> **Listed entries**:
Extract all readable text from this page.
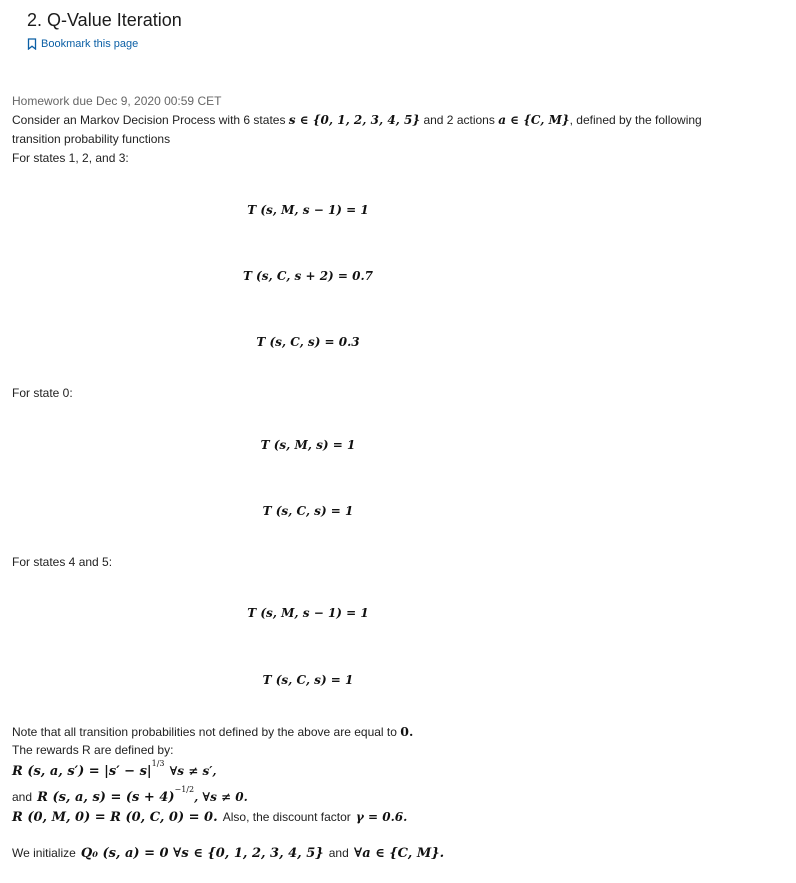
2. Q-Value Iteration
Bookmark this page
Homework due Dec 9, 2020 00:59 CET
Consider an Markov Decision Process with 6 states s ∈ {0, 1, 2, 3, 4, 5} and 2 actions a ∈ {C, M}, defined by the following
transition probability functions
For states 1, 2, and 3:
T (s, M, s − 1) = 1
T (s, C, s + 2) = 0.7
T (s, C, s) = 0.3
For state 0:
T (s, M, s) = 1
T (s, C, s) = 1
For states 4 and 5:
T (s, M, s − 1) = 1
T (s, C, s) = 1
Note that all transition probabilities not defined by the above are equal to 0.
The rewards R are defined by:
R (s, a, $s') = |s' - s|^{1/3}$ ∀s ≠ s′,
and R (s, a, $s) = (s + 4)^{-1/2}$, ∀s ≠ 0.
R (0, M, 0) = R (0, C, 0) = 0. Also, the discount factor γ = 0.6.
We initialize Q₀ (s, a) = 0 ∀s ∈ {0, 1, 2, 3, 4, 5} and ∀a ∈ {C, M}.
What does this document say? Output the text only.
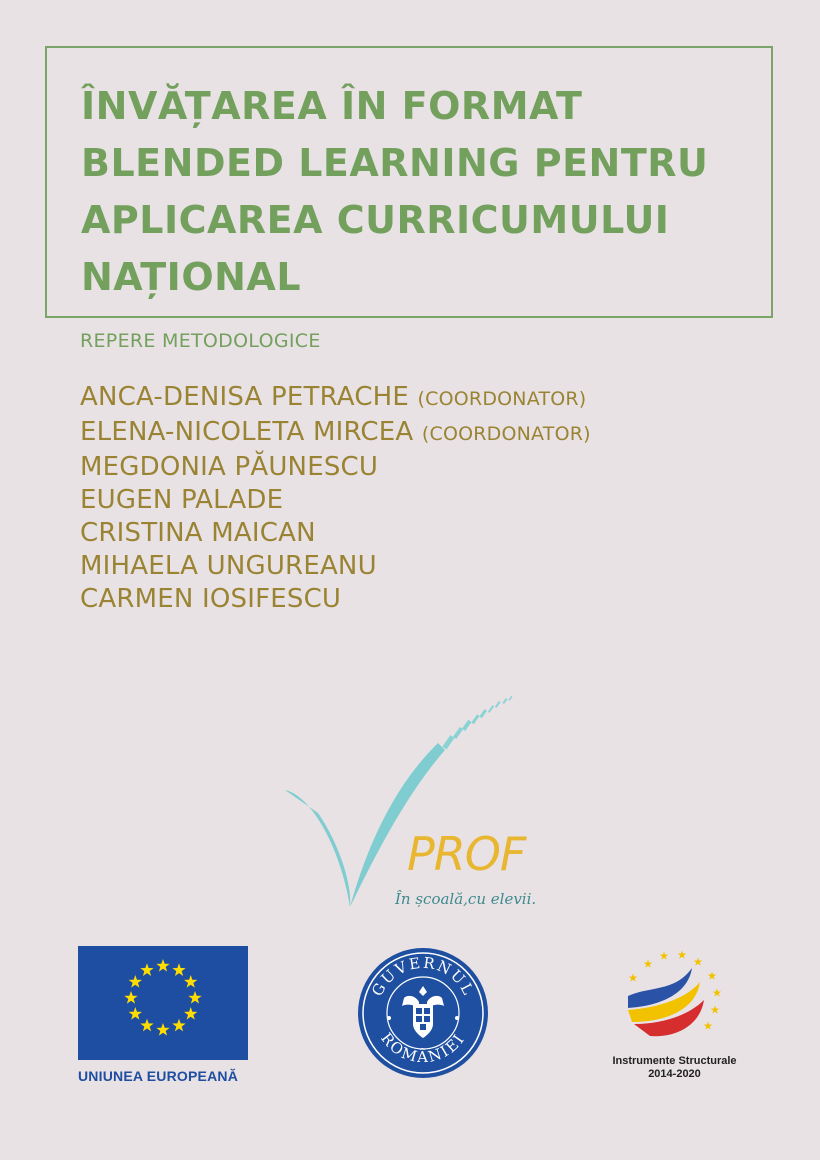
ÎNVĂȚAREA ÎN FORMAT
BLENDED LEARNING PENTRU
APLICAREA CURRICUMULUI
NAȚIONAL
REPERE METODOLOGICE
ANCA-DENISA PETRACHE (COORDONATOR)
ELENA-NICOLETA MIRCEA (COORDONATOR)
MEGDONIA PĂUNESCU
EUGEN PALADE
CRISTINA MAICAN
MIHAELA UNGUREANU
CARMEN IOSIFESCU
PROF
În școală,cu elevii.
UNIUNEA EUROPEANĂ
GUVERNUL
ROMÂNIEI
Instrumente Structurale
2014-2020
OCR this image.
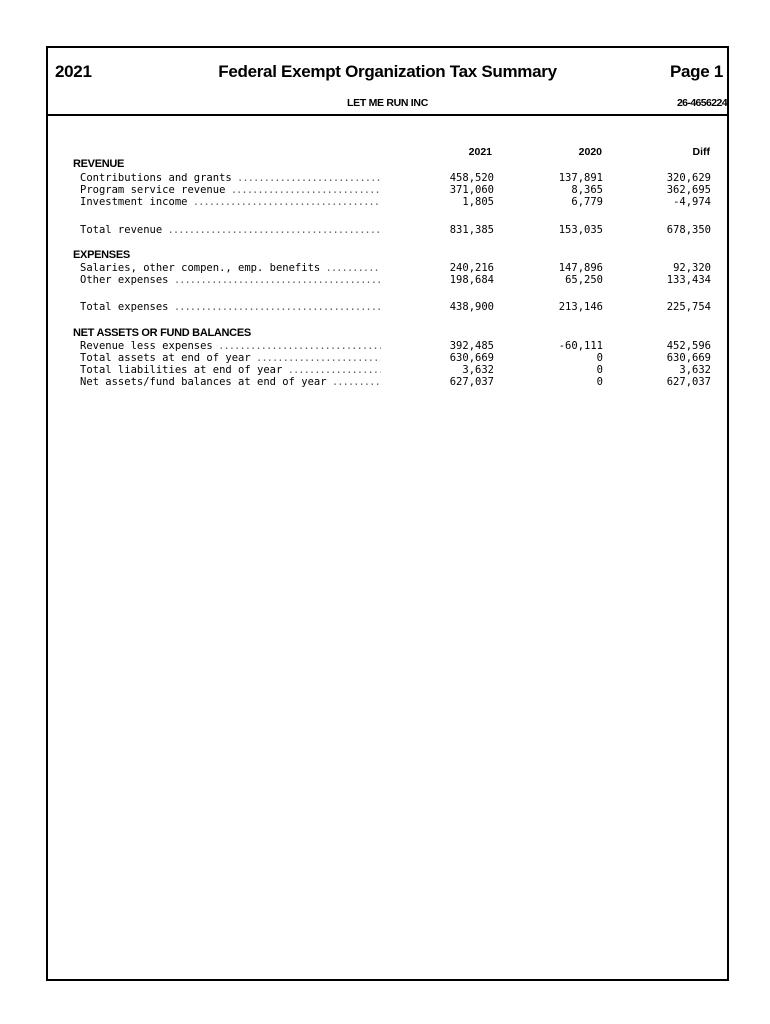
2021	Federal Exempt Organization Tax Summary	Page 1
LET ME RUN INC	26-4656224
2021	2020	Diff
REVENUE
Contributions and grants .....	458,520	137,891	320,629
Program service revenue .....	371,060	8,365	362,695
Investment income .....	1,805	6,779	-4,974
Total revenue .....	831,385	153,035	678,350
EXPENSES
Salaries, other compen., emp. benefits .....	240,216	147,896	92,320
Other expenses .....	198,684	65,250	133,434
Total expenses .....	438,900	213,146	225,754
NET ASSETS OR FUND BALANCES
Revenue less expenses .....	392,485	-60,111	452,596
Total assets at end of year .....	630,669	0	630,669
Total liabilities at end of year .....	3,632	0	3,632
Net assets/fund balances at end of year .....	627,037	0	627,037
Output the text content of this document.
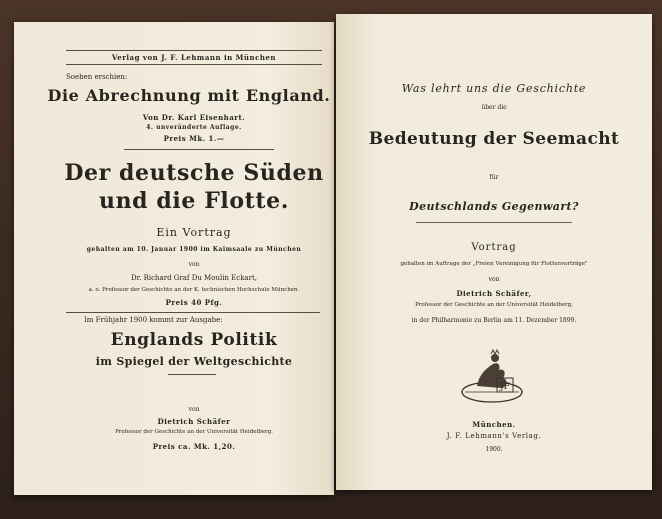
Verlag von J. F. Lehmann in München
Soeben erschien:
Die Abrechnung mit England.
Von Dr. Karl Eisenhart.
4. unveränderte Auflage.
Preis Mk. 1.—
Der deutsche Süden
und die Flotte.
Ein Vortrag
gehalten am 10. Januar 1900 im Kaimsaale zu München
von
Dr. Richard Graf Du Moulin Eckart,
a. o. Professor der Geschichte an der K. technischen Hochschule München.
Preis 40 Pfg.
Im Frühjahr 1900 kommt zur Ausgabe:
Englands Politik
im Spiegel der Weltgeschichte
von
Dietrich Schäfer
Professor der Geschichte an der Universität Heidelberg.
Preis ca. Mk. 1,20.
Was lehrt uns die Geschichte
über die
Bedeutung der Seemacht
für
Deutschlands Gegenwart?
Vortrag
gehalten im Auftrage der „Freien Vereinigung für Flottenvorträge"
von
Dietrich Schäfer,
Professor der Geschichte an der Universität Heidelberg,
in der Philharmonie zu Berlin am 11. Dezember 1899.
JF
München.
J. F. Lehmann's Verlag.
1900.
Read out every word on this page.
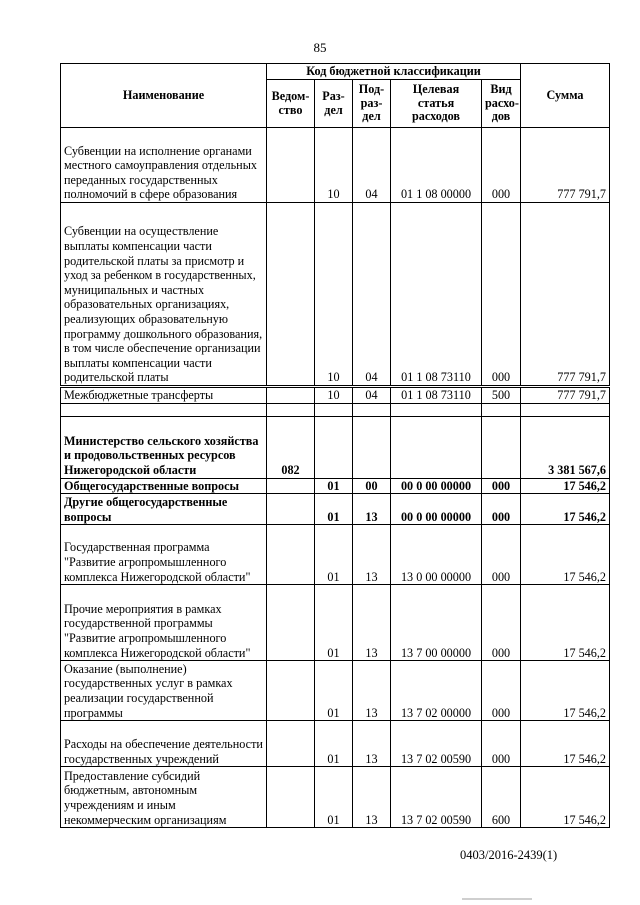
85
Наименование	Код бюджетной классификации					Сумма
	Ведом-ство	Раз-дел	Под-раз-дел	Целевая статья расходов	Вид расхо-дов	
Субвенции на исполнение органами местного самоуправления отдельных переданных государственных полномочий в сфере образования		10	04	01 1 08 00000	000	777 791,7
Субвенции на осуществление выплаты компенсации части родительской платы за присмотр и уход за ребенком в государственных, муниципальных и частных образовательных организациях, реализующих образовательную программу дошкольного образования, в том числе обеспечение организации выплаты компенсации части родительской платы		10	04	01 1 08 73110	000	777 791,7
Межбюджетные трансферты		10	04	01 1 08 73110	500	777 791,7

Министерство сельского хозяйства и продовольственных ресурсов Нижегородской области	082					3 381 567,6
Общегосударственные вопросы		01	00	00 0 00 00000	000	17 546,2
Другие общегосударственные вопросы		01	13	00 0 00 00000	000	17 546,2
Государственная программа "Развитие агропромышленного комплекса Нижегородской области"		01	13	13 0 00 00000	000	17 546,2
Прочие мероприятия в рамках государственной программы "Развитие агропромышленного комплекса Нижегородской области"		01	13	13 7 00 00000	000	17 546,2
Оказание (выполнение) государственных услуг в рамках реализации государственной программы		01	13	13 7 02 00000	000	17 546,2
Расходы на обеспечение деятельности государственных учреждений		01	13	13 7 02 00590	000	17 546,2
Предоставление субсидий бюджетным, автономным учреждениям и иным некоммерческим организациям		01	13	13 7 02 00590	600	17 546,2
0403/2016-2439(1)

> **Written problem**: Print the whole listing above once more, word for word, without its pictures.

> **The reply**:
Extract all readable text from this page.
2. Q-Value Iteration
Bookmark this page
Homework due Dec 9, 2020 00:59 CET
Consider an Markov Decision Process with 6 states s ∈ {0, 1, 2, 3, 4, 5} and 2 actions a ∈ {C, M}, defined by the following
transition probability functions
For states 1, 2, and 3:
T (s, M, s − 1) = 1
T (s, C, s + 2) = 0.7
T (s, C, s) = 0.3
For state 0:
T (s, M, s) = 1
T (s, C, s) = 1
For states 4 and 5:
T (s, M, s − 1) = 1
T (s, C, s) = 1
Note that all transition probabilities not defined by the above are equal to 0.
The rewards R are defined by:
R (s, a, $s') = |s' - s|^{1/3}$ ∀s ≠ s′,
and R (s, a, $s) = (s + 4)^{-1/2}$, ∀s ≠ 0.
R (0, M, 0) = R (0, C, 0) = 0. Also, the discount factor γ = 0.6.
We initialize Q₀ (s, a) = 0 ∀s ∈ {0, 1, 2, 3, 4, 5} and ∀a ∈ {C, M}.
What does this document say? Output the text only.
ÎNVĂȚAREA ÎN FORMAT
BLENDED LEARNING PENTRU
APLICAREA CURRICUMULUI
NAȚIONAL
REPERE METODOLOGICE
ANCA-DENISA PETRACHE (COORDONATOR)
ELENA-NICOLETA MIRCEA (COORDONATOR)
MEGDONIA PĂUNESCU
EUGEN PALADE
CRISTINA MAICAN
MIHAELA UNGUREANU
CARMEN IOSIFESCU
PROF
În școală,cu elevii.
UNIUNEA EUROPEANĂ
GUVERNUL
ROMÂNIEI
Instrumente Structurale
2014-2020
OCR this image.
2021	Federal Exempt Organization Tax Summary	Page 1
LET ME RUN INC	26-4656224
2021	2020	Diff
REVENUE
Contributions and grants .....	458,520	137,891	320,629
Program service revenue .....	371,060	8,365	362,695
Investment income .....	1,805	6,779	-4,974
Total revenue .....	831,385	153,035	678,350
EXPENSES
Salaries, other compen., emp. benefits .....	240,216	147,896	92,320
Other expenses .....	198,684	65,250	133,434
Total expenses .....	438,900	213,146	225,754
NET ASSETS OR FUND BALANCES
Revenue less expenses .....	392,485	-60,111	452,596
Total assets at end of year .....	630,669	0	630,669
Total liabilities at end of year .....	3,632	0	3,632
Net assets/fund balances at end of year .....	627,037	0	627,037
Output the text content of this document.
Verlag von J. F. Lehmann in München
Soeben erschien:
Die Abrechnung mit England.
Von Dr. Karl Eisenhart.
4. unveränderte Auflage.
Preis Mk. 1.—
Der deutsche Süden
und die Flotte.
Ein Vortrag
gehalten am 10. Januar 1900 im Kaimsaale zu München
von
Dr. Richard Graf Du Moulin Eckart,
a. o. Professor der Geschichte an der K. technischen Hochschule München.
Preis 40 Pfg.
Im Frühjahr 1900 kommt zur Ausgabe:
Englands Politik
im Spiegel der Weltgeschichte
von
Dietrich Schäfer
Professor der Geschichte an der Universität Heidelberg.
Preis ca. Mk. 1,20.
Was lehrt uns die Geschichte
über die
Bedeutung der Seemacht
für
Deutschlands Gegenwart?
Vortrag
gehalten im Auftrage der „Freien Vereinigung für Flottenvorträge"
von
Dietrich Schäfer,
Professor der Geschichte an der Universität Heidelberg,
in der Philharmonie zu Berlin am 11. Dezember 1899.
JF
München.
J. F. Lehmann's Verlag.
1900.
Read out every word on this page.
85
Наименование	Код бюджетной классификации					Сумма
	Ведом-ство	Раз-дел	Под-раз-дел	Целевая статья расходов	Вид расхо-дов	
Субвенции на исполнение органами местного самоуправления отдельных переданных государственных полномочий в сфере образования		10	04	01 1 08 00000	000	777 791,7
Субвенции на осуществление выплаты компенсации части родительской платы за присмотр и уход за ребенком в государственных, муниципальных и частных образовательных организациях, реализующих образовательную программу дошкольного образования, в том числе обеспечение организации выплаты компенсации части родительской платы		10	04	01 1 08 73110	000	777 791,7
Межбюджетные трансферты		10	04	01 1 08 73110	500	777 791,7

Министерство сельского хозяйства и продовольственных ресурсов Нижегородской области	082					3 381 567,6
Общегосударственные вопросы		01	00	00 0 00 00000	000	17 546,2
Другие общегосударственные вопросы		01	13	00 0 00 00000	000	17 546,2
Государственная программа "Развитие агропромышленного комплекса Нижегородской области"		01	13	13 0 00 00000	000	17 546,2
Прочие мероприятия в рамках государственной программы "Развитие агропромышленного комплекса Нижегородской области"		01	13	13 7 00 00000	000	17 546,2
Оказание (выполнение) государственных услуг в рамках реализации государственной программы		01	13	13 7 02 00000	000	17 546,2
Расходы на обеспечение деятельности государственных учреждений		01	13	13 7 02 00590	000	17 546,2
Предоставление субсидий бюджетным, автономным учреждениям и иным некоммерческим организациям		01	13	13 7 02 00590	600	17 546,2
0403/2016-2439(1)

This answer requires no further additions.